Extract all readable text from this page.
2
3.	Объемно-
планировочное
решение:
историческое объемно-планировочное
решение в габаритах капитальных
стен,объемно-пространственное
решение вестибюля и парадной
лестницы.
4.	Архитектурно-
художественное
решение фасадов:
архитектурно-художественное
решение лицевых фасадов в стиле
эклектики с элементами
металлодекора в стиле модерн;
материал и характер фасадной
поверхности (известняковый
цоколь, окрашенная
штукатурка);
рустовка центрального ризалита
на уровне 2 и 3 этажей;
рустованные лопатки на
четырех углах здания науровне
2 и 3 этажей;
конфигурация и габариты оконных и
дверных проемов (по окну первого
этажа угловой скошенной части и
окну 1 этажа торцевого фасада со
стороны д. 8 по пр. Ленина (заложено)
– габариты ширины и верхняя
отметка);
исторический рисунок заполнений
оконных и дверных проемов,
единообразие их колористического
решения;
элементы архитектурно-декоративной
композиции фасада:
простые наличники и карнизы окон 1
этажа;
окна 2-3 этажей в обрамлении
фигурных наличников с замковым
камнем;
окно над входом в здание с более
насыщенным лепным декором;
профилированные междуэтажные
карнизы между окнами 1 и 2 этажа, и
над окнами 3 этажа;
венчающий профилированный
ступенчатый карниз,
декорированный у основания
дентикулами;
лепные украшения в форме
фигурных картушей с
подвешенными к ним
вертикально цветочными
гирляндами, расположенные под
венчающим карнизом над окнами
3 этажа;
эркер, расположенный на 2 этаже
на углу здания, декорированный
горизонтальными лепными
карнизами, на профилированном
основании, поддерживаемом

-=-=-

__Task objective__.
Using the data above, print every record exactly as shown.

__Response to the task__.
Extract all readable text from this page.
2
3.	Объемно-
планировочное
решение:
историческое объемно-планировочное
решение в габаритах капитальных
стен,объемно-пространственное
решение вестибюля и парадной
лестницы.
4.	Архитектурно-
художественное
решение фасадов:
архитектурно-художественное
решение лицевых фасадов в стиле
эклектики с элементами
металлодекора в стиле модерн;
материал и характер фасадной
поверхности (известняковый
цоколь, окрашенная
штукатурка);
рустовка центрального ризалита
на уровне 2 и 3 этажей;
рустованные лопатки на
четырех углах здания науровне
2 и 3 этажей;
конфигурация и габариты оконных и
дверных проемов (по окну первого
этажа угловой скошенной части и
окну 1 этажа торцевого фасада со
стороны д. 8 по пр. Ленина (заложено)
– габариты ширины и верхняя
отметка);
исторический рисунок заполнений
оконных и дверных проемов,
единообразие их колористического
решения;
элементы архитектурно-декоративной
композиции фасада:
простые наличники и карнизы окон 1
этажа;
окна 2-3 этажей в обрамлении
фигурных наличников с замковым
камнем;
окно над входом в здание с более
насыщенным лепным декором;
профилированные междуэтажные
карнизы между окнами 1 и 2 этажа, и
над окнами 3 этажа;
венчающий профилированный
ступенчатый карниз,
декорированный у основания
дентикулами;
лепные украшения в форме
фигурных картушей с
подвешенными к ним
вертикально цветочными
гирляндами, расположенные под
венчающим карнизом над окнами
3 этажа;
эркер, расположенный на 2 этаже
на углу здания, декорированный
горизонтальными лепными
карнизами, на профилированном
основании, поддерживаемом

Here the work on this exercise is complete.